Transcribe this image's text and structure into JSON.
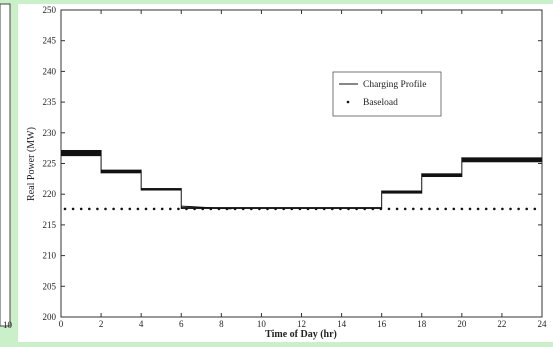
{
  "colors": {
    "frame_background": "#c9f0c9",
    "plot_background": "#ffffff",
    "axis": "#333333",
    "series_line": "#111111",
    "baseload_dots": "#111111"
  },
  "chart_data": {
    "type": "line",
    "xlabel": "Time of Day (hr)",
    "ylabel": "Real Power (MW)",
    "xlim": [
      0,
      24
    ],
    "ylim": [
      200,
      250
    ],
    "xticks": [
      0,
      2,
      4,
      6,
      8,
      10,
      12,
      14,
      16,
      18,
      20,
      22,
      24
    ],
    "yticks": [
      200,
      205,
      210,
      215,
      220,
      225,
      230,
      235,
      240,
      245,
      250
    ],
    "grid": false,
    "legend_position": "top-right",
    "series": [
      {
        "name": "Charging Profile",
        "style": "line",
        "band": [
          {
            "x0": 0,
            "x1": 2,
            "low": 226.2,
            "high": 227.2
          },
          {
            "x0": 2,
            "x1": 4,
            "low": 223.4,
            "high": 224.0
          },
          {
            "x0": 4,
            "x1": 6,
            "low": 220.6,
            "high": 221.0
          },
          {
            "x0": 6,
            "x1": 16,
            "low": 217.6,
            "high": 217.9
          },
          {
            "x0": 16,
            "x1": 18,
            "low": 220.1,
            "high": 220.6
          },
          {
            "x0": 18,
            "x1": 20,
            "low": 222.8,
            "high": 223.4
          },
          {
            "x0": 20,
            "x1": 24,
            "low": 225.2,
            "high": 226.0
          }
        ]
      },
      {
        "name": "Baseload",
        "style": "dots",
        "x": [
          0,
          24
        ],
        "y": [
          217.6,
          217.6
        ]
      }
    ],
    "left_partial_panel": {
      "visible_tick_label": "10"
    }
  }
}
● ● ●
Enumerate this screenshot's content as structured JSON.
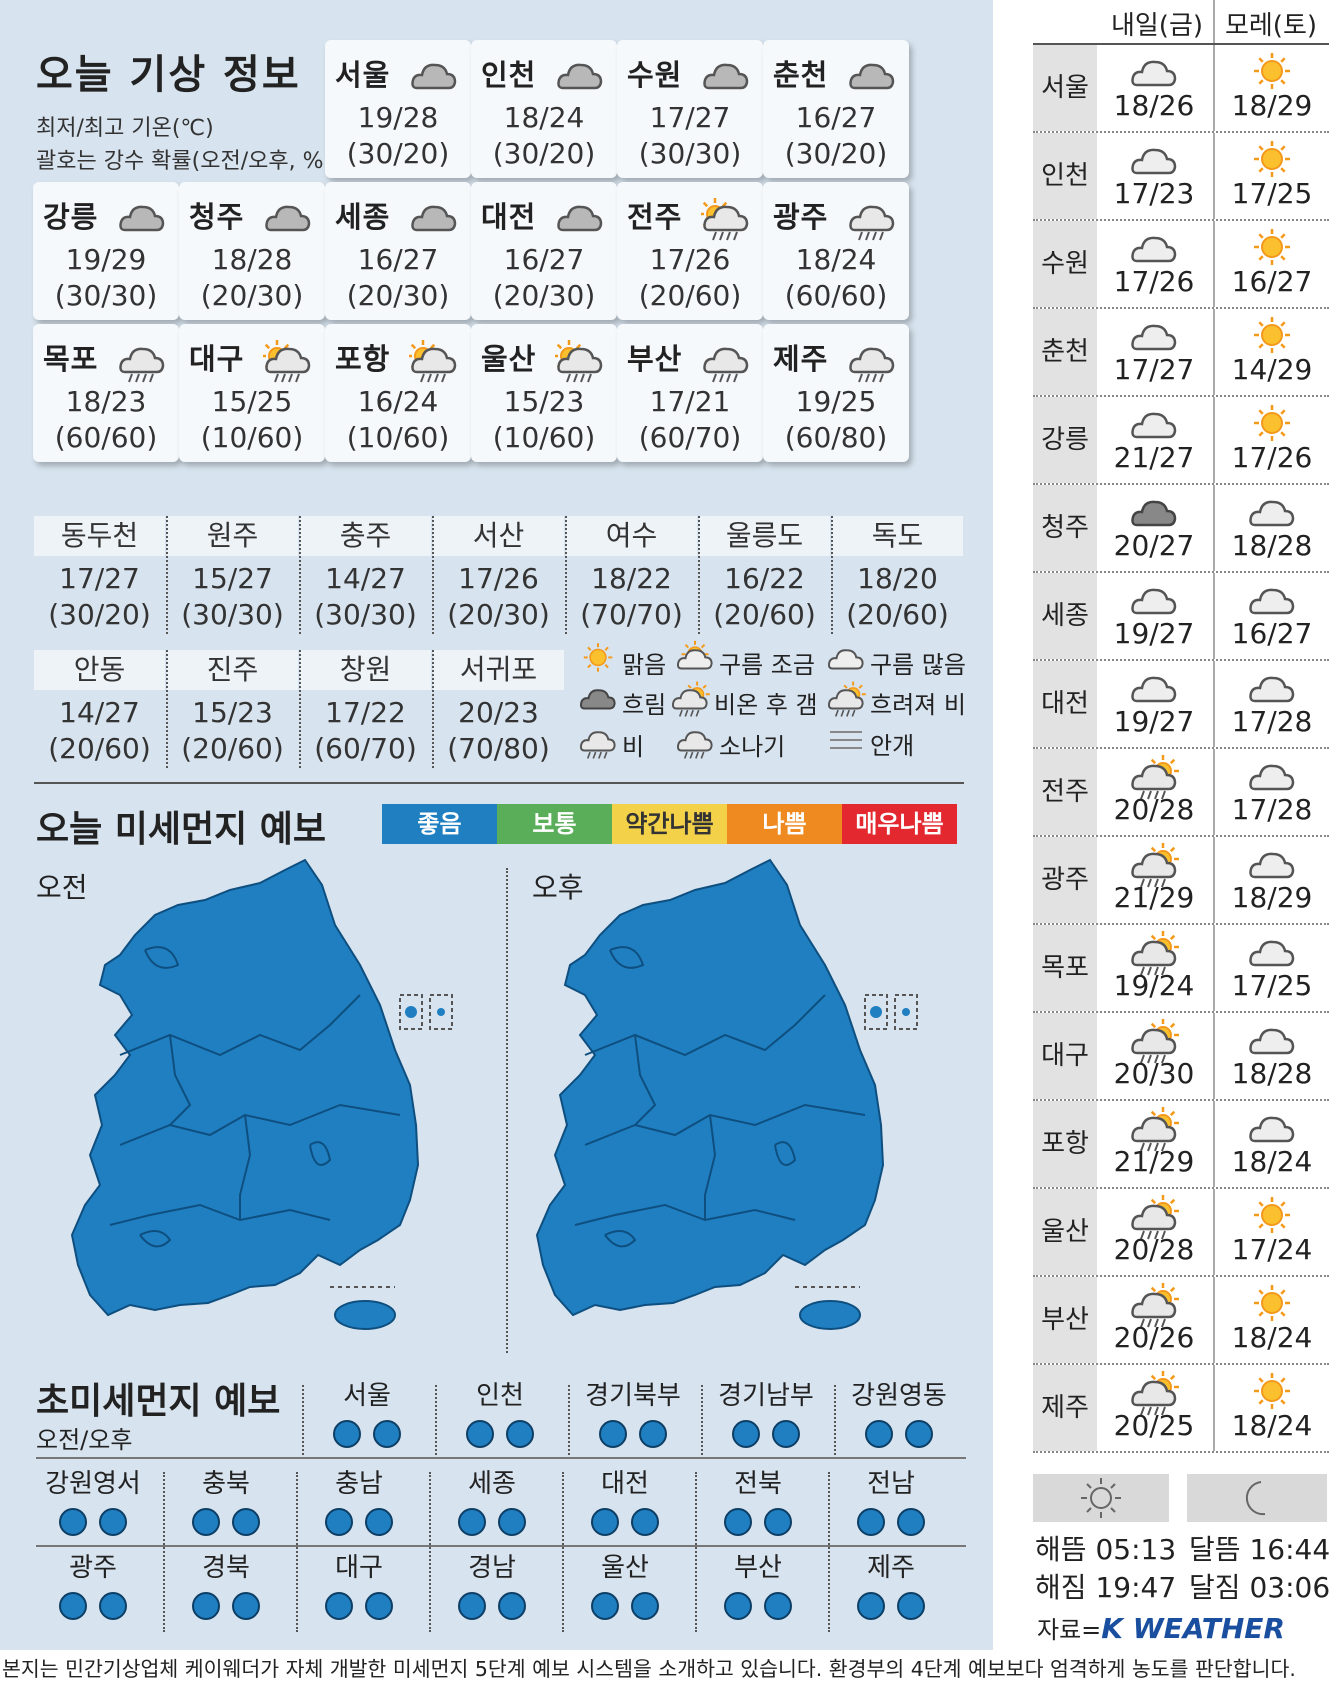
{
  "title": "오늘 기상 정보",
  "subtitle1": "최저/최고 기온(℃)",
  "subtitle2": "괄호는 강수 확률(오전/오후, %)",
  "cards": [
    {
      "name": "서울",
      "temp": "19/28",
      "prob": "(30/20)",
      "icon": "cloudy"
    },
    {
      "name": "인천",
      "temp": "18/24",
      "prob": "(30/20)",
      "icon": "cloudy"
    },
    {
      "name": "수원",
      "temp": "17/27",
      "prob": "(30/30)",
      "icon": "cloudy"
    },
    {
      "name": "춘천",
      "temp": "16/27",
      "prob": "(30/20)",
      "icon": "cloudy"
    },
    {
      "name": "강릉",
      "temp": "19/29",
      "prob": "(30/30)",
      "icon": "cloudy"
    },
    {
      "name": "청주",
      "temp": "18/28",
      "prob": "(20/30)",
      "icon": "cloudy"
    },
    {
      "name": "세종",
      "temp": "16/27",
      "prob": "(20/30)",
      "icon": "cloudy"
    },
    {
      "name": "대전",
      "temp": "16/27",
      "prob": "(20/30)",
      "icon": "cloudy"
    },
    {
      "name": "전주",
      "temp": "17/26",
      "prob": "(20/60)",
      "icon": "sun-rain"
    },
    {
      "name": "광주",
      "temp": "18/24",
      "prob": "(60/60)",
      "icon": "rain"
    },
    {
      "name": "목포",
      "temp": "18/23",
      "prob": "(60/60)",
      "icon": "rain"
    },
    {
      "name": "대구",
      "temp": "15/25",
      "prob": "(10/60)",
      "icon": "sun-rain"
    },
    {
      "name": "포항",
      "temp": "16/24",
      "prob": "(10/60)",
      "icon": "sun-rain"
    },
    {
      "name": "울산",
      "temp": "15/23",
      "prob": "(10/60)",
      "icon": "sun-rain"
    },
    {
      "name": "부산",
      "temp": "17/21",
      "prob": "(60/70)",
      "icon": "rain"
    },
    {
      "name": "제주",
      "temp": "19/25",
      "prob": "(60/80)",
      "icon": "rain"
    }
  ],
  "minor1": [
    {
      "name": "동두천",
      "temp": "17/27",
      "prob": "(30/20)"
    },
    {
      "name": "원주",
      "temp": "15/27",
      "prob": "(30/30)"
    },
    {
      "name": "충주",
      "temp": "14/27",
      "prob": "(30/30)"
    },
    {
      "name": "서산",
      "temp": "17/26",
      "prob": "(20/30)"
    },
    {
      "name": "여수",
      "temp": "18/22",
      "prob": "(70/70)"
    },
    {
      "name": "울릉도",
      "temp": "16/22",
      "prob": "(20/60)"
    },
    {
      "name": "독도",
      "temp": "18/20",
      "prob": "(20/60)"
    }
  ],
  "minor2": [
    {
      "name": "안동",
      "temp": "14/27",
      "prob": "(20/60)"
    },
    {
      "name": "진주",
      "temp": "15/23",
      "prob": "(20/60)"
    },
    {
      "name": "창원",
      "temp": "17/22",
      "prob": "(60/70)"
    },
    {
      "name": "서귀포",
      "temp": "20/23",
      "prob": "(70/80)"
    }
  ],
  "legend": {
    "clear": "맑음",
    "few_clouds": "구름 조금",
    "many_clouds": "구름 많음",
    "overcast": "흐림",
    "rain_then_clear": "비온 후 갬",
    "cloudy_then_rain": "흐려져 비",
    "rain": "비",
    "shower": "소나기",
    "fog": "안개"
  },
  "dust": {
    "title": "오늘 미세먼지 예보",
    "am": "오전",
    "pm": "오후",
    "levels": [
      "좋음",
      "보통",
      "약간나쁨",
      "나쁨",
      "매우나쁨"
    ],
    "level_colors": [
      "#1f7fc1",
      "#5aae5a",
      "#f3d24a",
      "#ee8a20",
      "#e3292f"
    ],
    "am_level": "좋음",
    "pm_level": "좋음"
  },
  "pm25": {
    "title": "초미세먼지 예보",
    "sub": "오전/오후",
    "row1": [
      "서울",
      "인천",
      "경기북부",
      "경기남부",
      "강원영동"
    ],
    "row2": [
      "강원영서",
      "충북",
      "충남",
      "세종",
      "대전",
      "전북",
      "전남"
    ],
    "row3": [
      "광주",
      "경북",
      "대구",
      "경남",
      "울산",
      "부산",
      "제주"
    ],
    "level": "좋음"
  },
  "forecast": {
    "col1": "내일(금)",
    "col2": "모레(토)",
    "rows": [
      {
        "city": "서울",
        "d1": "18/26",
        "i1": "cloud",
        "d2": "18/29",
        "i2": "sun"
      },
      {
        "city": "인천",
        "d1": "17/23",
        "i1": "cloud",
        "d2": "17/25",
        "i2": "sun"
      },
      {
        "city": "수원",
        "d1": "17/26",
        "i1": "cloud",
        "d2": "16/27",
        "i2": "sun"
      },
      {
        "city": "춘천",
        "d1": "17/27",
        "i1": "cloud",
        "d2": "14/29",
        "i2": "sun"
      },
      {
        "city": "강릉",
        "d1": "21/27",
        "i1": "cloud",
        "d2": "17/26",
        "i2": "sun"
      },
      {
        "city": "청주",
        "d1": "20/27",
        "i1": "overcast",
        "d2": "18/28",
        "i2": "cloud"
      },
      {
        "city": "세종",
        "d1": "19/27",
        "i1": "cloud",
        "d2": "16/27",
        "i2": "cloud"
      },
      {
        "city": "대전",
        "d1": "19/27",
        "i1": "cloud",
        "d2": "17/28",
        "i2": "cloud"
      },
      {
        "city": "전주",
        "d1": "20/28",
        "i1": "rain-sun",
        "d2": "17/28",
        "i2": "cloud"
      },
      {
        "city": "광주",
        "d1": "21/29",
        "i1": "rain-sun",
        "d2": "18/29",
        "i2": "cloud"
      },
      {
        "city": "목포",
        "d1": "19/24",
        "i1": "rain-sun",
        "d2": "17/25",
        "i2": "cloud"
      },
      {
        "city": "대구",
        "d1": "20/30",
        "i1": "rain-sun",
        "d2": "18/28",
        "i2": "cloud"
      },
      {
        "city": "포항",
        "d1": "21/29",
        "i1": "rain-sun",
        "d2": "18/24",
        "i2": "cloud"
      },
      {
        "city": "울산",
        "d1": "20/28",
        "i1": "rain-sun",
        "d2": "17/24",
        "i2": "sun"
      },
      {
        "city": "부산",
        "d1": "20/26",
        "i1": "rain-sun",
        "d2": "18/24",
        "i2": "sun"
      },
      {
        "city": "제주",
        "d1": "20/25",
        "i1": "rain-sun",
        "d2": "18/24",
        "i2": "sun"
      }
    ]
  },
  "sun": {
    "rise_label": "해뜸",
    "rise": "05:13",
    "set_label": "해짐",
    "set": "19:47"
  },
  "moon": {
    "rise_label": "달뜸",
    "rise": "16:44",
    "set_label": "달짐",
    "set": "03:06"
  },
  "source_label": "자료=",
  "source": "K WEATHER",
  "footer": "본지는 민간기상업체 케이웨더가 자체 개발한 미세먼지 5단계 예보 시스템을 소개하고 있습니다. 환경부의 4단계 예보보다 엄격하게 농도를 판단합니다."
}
● ● ●
→ The problem: Review the material and copy each line in which the word "JSON" appears.

→ Exercise output:
Transcribe this image's text and structure into JSON.
Enumerate this screenshot's content as structured JSON.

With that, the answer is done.